-- Excerpt to read start --

When I witnessed the power of writing

Naufiya Mohamed
4 min readMar 29, 2022
Photo by Yannick Pulver on Unsplash

My mind is very sensitive and extremely vulnerable oftentimes. I think that is the case for many. Still, let me speak about mine as I am more righteous to do that. For a bit time when someone of you read this article keep your judgmental attitude aside. It’s not an order, but a mere request.

As I said, it was the vulnerability of my mind that is what disturbed me for a long time. How vulnerable, is something that I cannot describe as we don’t have a scale to measure them. So what we usually do is compare. The petty comparison makes us think that somebody’s case is far better than others.

How petty. How can someone compare a trauma with others’ trauma? My dear brothers and sisters, trauma is trauma. Pain is pain. Heartbreak is heartbreak. You don’t have to measure it to understand it’s a pain, heartbreak, or trauma. Neither you don’t have to compare them. It is what it is the person says.

Everything in our life doesn’t need an explanation. It does not necessarily need to be understood by some relative or stranger, or even your life partner. What you should do foremost is understand yourself. And that is where I have failed. Failed so miserably for so many years.

Every time I speak back for myself, I have been put aside as a selfish, worthless creature. Those were my teen days. And so I started to think and assume that maybe I was wrong. Perhaps I should have been stayed silent, was what my thoughts back in those days were.

Years after that I realize that I was correct then, it was the society that made me think I was wrong. By the time I realized it it was a bit late. But I still believe in the proverb “better late than never”.

To say sincerely, I reached a stage where I was no more speaking for myself, I was misled by the thought that staying silent can make the room peaceful and I can have a peaceful mind. Every time it proved to be utter nonsense. And the waves inside my head started affecting me very badly. To be honest I started feeling like going crazy head over toes.

I tried, and tried, and tried my best to keep my mind under my control. Trust me, once you feel like losing control of your mind, it is not that easy to get back. I have felt it and lived it. So what did I do? That is what we must discuss here. At least, that is what I had in my mind while I started to write this article.

The solution was not mine. But for privacy reasons, I am not mentioning the name who suggested this as a solution. Whatever, I have not trusted a bit in those words, until and unless I realized those were the golden words I was hearing in my life.

-- Excerpt to read end --
-- Stored data start --

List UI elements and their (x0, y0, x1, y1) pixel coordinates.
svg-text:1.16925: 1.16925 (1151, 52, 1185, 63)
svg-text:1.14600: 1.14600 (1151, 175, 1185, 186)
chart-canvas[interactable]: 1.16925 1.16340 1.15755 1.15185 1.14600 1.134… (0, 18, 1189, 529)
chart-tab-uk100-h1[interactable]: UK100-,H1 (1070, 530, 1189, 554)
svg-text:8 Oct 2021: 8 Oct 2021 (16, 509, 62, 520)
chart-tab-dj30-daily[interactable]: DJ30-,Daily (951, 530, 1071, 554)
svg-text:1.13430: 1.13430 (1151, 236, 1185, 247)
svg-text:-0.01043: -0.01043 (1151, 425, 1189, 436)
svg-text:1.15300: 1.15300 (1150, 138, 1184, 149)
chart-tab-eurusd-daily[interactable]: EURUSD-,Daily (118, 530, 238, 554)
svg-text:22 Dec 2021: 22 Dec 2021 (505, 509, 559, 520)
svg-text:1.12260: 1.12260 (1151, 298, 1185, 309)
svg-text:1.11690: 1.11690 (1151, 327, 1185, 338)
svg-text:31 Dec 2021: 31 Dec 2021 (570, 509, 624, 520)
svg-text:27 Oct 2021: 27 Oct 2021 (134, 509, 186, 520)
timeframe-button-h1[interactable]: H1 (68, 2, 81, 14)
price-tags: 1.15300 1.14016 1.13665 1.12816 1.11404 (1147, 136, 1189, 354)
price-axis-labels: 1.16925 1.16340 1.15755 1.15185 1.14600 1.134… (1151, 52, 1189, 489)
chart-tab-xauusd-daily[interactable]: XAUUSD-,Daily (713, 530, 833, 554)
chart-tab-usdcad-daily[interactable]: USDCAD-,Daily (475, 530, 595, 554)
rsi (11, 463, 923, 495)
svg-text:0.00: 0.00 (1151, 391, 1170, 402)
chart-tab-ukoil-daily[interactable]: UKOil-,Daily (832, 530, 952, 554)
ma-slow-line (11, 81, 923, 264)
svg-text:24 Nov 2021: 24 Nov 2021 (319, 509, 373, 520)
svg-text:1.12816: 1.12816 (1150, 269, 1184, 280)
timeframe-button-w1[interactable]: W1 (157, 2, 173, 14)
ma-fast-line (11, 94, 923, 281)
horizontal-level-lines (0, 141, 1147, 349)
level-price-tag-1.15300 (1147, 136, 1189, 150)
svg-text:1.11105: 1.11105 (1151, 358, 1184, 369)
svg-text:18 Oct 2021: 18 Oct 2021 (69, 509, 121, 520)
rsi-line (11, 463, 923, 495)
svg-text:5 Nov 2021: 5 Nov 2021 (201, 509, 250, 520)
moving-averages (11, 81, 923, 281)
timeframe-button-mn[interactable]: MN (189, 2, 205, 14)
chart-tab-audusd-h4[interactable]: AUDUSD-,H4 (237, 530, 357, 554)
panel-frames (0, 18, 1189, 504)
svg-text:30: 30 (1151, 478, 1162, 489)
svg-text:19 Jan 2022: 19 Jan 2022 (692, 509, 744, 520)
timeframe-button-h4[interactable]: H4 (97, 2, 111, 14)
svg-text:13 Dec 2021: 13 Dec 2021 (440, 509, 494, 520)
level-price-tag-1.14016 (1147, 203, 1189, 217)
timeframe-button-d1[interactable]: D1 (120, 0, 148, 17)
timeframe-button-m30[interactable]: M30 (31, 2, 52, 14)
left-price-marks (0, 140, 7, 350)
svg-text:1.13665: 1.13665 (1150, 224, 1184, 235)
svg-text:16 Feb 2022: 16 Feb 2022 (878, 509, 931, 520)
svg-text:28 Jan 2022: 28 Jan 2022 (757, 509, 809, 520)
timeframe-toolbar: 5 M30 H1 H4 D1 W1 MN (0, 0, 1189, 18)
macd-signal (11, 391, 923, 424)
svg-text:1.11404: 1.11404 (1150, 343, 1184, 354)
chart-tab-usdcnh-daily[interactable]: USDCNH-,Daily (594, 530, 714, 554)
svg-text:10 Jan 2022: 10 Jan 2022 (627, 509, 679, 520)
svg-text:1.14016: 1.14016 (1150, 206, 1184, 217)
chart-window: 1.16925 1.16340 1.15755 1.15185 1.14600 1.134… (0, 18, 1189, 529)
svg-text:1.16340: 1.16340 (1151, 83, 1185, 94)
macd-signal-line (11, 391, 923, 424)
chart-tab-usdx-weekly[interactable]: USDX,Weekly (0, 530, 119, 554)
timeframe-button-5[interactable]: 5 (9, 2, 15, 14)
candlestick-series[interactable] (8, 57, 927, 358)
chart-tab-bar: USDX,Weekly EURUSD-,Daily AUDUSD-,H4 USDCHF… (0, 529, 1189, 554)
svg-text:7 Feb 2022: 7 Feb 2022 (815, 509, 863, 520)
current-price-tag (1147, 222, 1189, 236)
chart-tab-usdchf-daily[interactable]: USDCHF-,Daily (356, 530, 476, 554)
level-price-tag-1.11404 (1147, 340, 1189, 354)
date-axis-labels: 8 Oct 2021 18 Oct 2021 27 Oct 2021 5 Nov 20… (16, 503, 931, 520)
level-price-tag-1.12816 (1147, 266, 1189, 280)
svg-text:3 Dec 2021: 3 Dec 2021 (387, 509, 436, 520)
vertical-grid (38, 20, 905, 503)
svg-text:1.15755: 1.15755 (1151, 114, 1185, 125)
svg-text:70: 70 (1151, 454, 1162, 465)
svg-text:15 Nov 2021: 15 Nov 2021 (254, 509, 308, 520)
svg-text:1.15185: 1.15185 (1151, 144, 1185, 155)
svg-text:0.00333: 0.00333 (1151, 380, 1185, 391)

-- Stored data end --

**Required tasks**
• a. Condense the paragraph of the essay that begins "Everything in our life doesn't need an explanation" into two or three short sentences, keeping its main points.
• b. Reproduce verbatim the passage of the essay between "Everything in our" and "so many years.", inclusive.
The material above has no connection to the essay.

**Written responses**
• a. Not everything in life needs an explanation or needs to be understood by relatives, strangers, or even a life partner. What matters first is understanding yourself. That is where the writer failed, and failed badly, for many years.

• b.
Everything in our life doesn’t need an explanation. It does not necessarily need to be understood by some relative or stranger, or even your life partner. What you should do foremost is understand yourself. And that is where I have failed. Failed so miserably for so many years.